- [YOUR OBJECTIVE]: According to the article header, on what date was the article accepted?

- [PASSAGE]:
--------------------

Volume 2| Part 4| April 2017| x170491
https://doi.org/10.1107/S2414314617004916

(3β,5α,25R)-12-(Hy­dr­oxy­imino)­spiro­stan-3-yl acetate

CROSSMARK_Color_square_no_text.svg
Alan Carrasco-Carballo,a Gabriel Guerrero-Luna,a María-Guadalupe Hernández Linaresa and Sylvain Bernèsb*

aLaboratorio de Investigación del Jardín Botánico, Instituto de Ciencias, Benemérita Universidad Autónoma de Puebla, Edif. 113 Complejo de Ciencias CU, San Manuel, 72570 Puebla, Pue., Mexico, and bInstituto de Física, Benemérita Universidad Autónoma de Puebla, Av. San Claudio y 18 Sur, 72570 Puebla, Pue., Mexico
*Correspondence e-mail: sylvain_bernes@hotmail.com

Edited by K. Fejfarova, Institute of Biotechnology CAS, Czech Republic (Received 22 March 2017; accepted 29 March 2017; online 4 April 2017)

--------------------

- [INFORMATION SHOWN]:

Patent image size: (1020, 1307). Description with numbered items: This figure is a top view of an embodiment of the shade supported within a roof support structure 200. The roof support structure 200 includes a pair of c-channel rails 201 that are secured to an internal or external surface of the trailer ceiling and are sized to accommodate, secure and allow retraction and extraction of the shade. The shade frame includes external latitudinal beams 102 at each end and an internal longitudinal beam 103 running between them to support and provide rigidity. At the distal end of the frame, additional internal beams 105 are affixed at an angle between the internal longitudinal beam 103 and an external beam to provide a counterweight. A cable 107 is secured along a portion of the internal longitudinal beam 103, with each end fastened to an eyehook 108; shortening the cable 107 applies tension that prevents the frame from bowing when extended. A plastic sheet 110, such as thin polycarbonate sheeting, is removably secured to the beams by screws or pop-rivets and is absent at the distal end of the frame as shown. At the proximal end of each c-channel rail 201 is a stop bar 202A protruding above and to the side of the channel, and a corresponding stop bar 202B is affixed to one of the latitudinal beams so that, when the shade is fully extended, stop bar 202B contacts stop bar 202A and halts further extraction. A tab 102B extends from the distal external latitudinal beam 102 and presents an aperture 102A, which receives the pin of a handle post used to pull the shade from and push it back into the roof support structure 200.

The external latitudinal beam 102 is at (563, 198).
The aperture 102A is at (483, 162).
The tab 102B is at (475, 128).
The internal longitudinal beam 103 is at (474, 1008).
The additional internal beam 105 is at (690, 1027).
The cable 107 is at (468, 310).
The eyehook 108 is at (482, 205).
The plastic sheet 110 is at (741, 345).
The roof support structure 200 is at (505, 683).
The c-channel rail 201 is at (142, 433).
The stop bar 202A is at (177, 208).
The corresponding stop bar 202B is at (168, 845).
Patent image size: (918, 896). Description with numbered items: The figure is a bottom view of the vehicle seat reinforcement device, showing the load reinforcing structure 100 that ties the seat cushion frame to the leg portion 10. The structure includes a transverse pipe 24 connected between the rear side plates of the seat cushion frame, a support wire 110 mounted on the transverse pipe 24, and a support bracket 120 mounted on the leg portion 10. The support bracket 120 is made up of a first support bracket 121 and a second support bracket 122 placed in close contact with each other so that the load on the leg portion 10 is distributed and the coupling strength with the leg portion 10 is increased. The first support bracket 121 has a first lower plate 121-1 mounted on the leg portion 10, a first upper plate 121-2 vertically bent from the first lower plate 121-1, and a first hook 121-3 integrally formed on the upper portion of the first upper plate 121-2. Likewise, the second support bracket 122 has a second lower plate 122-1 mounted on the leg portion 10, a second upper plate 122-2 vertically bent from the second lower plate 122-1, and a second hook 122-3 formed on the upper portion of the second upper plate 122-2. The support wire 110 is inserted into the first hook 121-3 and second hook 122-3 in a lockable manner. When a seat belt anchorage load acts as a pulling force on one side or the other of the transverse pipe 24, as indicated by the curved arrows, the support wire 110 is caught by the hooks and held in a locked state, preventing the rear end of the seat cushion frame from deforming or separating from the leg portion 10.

--------------------

- [RESPONSE BELOW]: 29 March 2017